- Short task:
The records below are made of lines; count those holding the word "weird" and give the number only.

________________

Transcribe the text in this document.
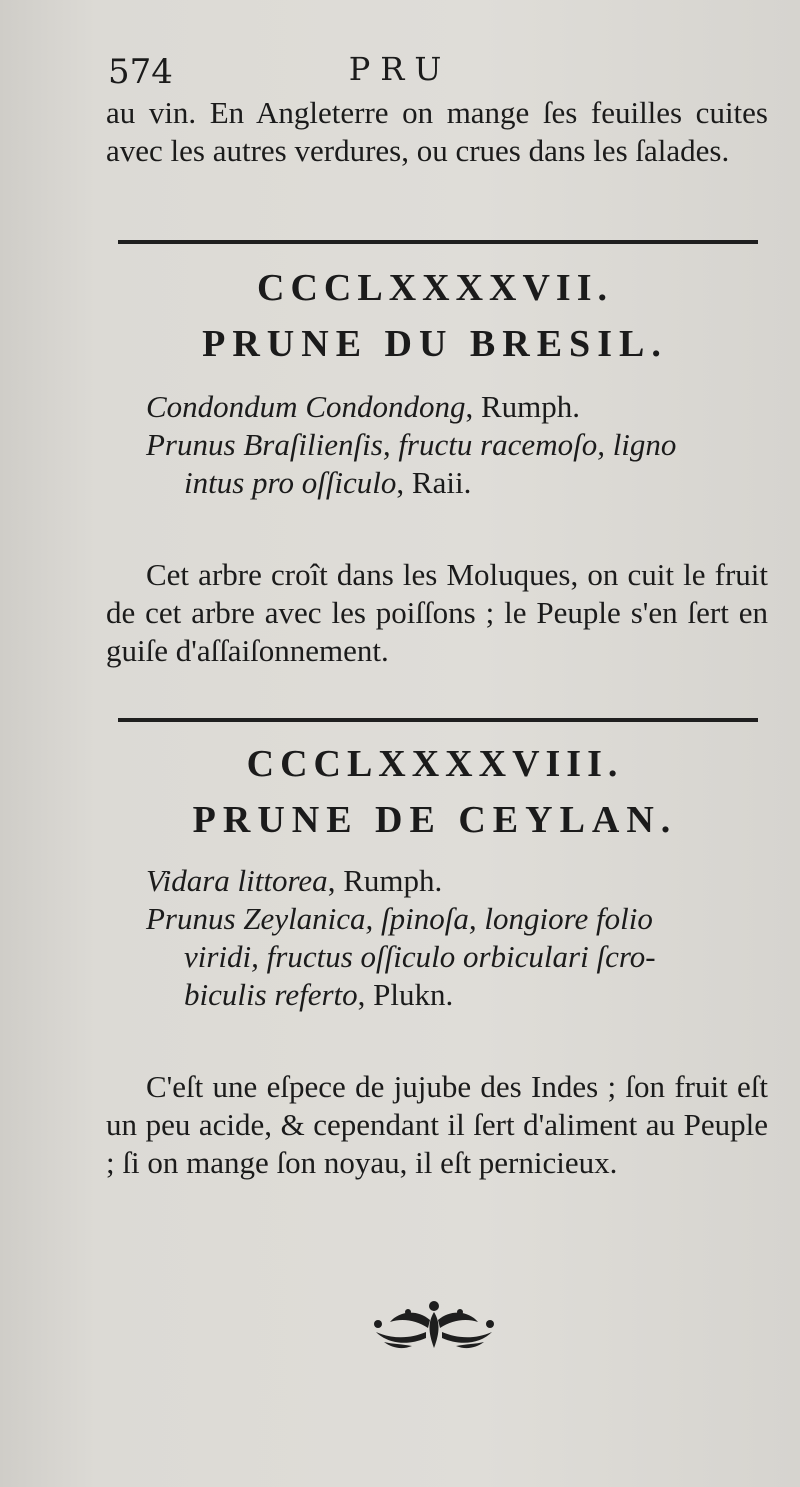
574	PRU

au vin. En Angleterre on mange ſes feuilles cuites avec les autres verdures, ou crues dans les ſalades.

CCCLXXXXVII.
PRUNE DU BRESIL.
Condondum Condondong, Rumph.
Prunus Braſilienſis, fructu racemoſo, ligno
intus pro oſſiculo, Raii.

Cet arbre croît dans les Moluques, on cuit le fruit de cet arbre avec les poiſſons ; le Peuple s'en ſert en guiſe d'aſſaiſonnement.

CCCLXXXXVIII.
PRUNE DE CEYLAN.
Vidara littorea, Rumph.
Prunus Zeylanica, ſpinoſa, longiore folio
viridi, fructus oſſiculo orbiculari ſcro-
biculis referto, Plukn.

C'eſt une eſpece de jujube des Indes ; ſon fruit eſt un peu acide, & cependant il ſert d'aliment au Peuple ; ſi on mange ſon noyau, il eſt pernicieux.
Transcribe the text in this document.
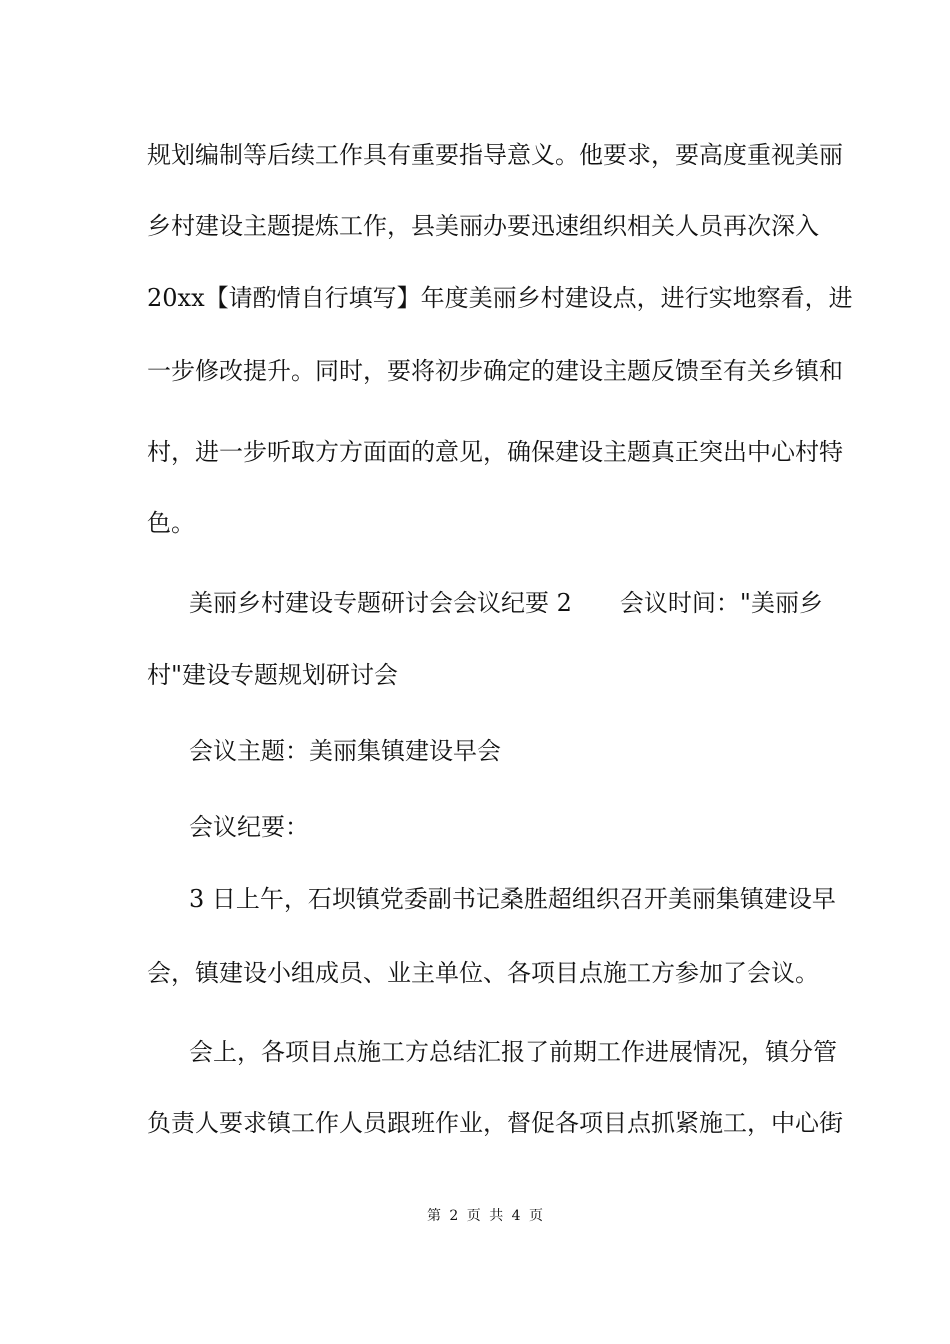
规划编制等后续工作具有重要指导意义。他要求，要高度重视美丽
乡村建设主题提炼工作，县美丽办要迅速组织相关人员再次深入
20xx【请酌情自行填写】年度美丽乡村建设点，进行实地察看，进
一步修改提升。同时，要将初步确定的建设主题反馈至有关乡镇和
村，进一步听取方方面面的意见，确保建设主题真正突出中心村特
色。
美丽乡村建设专题研讨会会议纪要 2 会议时间："美丽乡
村"建设专题规划研讨会
会议主题：美丽集镇建设早会
会议纪要：
3 日上午，石坝镇党委副书记桑胜超组织召开美丽集镇建设早
会，镇建设小组成员、业主单位、各项目点施工方参加了会议。
会上，各项目点施工方总结汇报了前期工作进展情况，镇分管
负责人要求镇工作人员跟班作业，督促各项目点抓紧施工，中心街
第 2 页 共 4 页
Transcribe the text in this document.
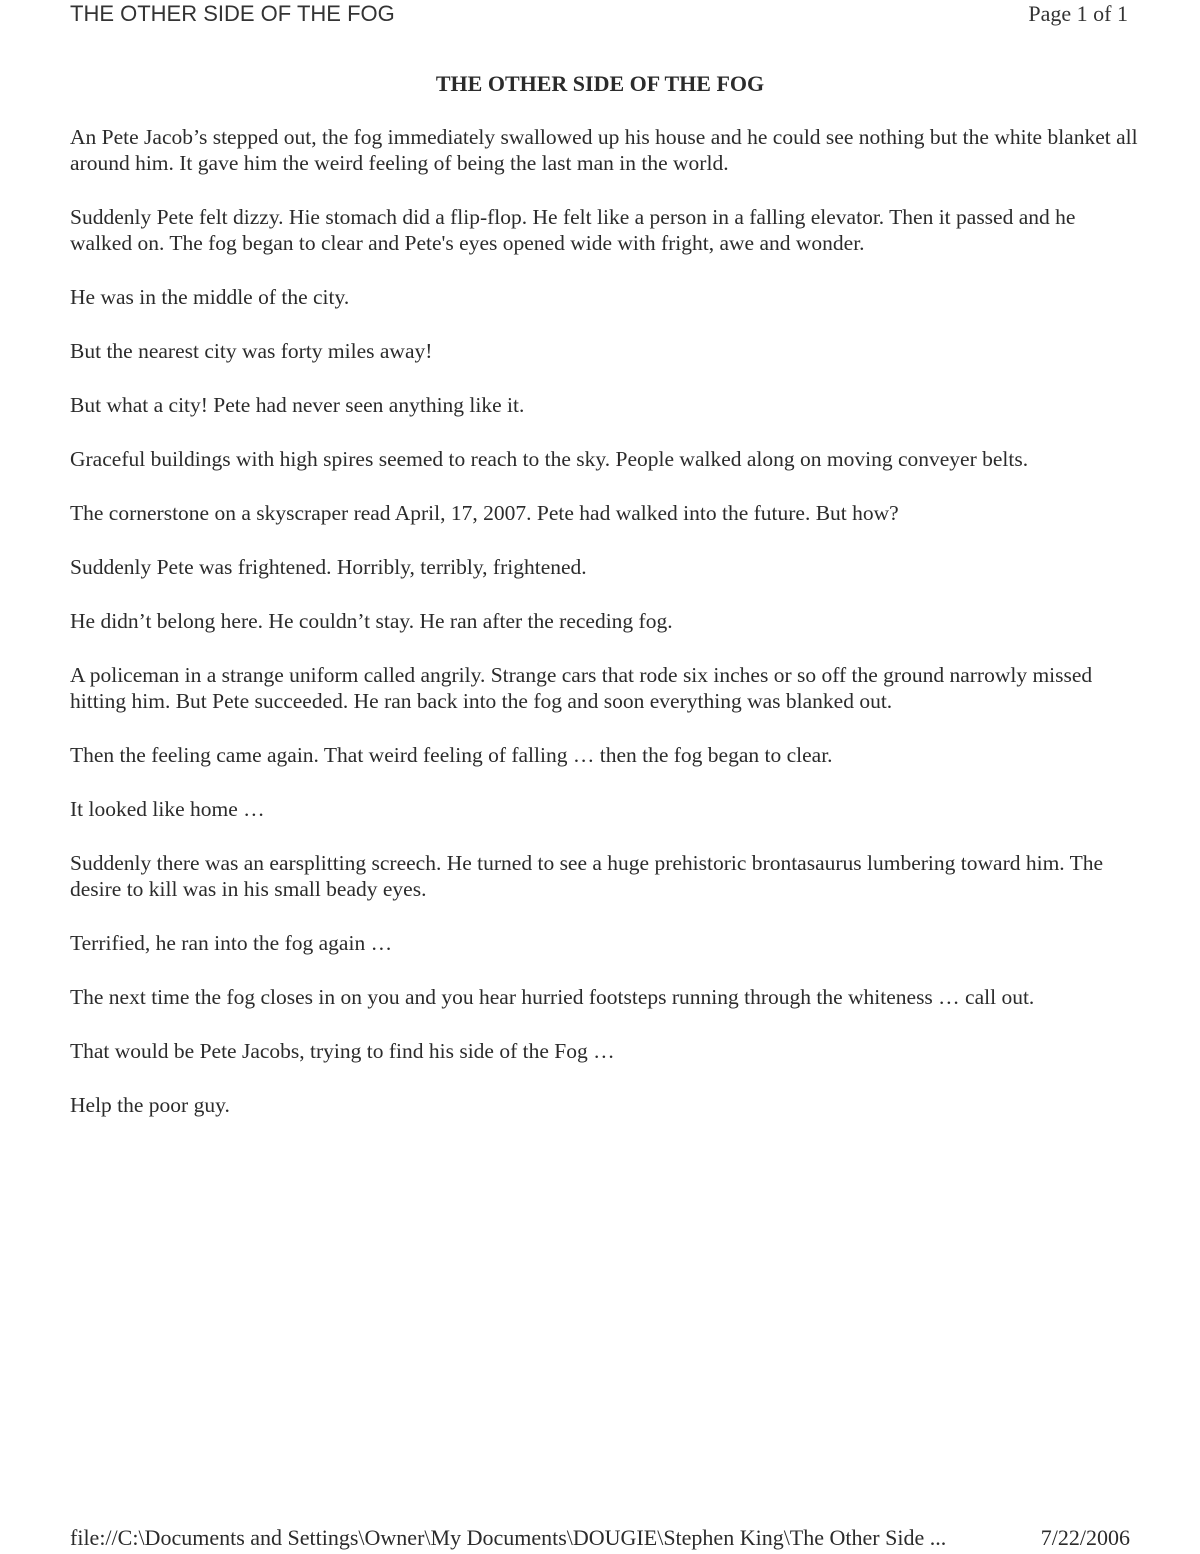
THE OTHER SIDE OF THE FOG	Page 1 of 1
THE OTHER SIDE OF THE FOG

An Pete Jacob’s stepped out, the fog immediately swallowed up his house and he could see nothing but the white blanket all around him. It gave him the weird feeling of being the last man in the world.

Suddenly Pete felt dizzy. Hie stomach did a flip-flop. He felt like a person in a falling elevator. Then it passed and he walked on. The fog began to clear and Pete's eyes opened wide with fright, awe and wonder.

He was in the middle of the city.

But the nearest city was forty miles away!

But what a city! Pete had never seen anything like it.

Graceful buildings with high spires seemed to reach to the sky. People walked along on moving conveyer belts.

The cornerstone on a skyscraper read April, 17, 2007. Pete had walked into the future. But how?

Suddenly Pete was frightened. Horribly, terribly, frightened.

He didn’t belong here. He couldn’t stay. He ran after the receding fog.

A policeman in a strange uniform called angrily. Strange cars that rode six inches or so off the ground narrowly missed hitting him. But Pete succeeded. He ran back into the fog and soon everything was blanked out.

Then the feeling came again. That weird feeling of falling … then the fog began to clear.

It looked like home …

Suddenly there was an earsplitting screech. He turned to see a huge prehistoric brontasaurus lumbering toward him. The desire to kill was in his small beady eyes.

Terrified, he ran into the fog again …

The next time the fog closes in on you and you hear hurried footsteps running through the whiteness … call out.

That would be Pete Jacobs, trying to find his side of the Fog …

Help the poor guy.

file://C:\Documents and Settings\Owner\My Documents\DOUGIE\Stephen King\The Other Side ...	7/22/2006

________________

- Result for this task:
2